Tally the lines with the word "lengths" and report the number alone.
——————————
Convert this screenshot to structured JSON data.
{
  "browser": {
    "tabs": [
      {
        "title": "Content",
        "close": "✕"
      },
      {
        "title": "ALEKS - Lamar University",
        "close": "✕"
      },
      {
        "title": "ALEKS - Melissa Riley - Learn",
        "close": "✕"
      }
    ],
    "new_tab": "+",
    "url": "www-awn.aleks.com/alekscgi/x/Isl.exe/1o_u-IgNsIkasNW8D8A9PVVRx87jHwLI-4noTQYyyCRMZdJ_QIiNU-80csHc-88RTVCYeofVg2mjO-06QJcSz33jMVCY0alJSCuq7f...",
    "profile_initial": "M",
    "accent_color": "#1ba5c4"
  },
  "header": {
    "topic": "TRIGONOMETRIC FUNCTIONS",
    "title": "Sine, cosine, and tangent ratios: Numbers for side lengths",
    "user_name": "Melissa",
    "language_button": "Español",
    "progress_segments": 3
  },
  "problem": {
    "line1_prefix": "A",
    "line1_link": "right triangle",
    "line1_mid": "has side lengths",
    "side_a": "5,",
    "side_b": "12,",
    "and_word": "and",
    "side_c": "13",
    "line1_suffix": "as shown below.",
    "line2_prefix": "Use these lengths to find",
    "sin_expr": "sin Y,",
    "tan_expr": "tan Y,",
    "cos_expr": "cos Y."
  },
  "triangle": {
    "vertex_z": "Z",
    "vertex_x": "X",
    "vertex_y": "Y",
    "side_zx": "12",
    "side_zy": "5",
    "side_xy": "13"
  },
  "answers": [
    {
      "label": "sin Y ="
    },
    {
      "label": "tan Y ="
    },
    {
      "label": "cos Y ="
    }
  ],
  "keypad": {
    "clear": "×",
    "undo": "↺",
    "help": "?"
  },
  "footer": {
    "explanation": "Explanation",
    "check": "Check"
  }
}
——————————
* _OUTPUT OF THE TASK_:
3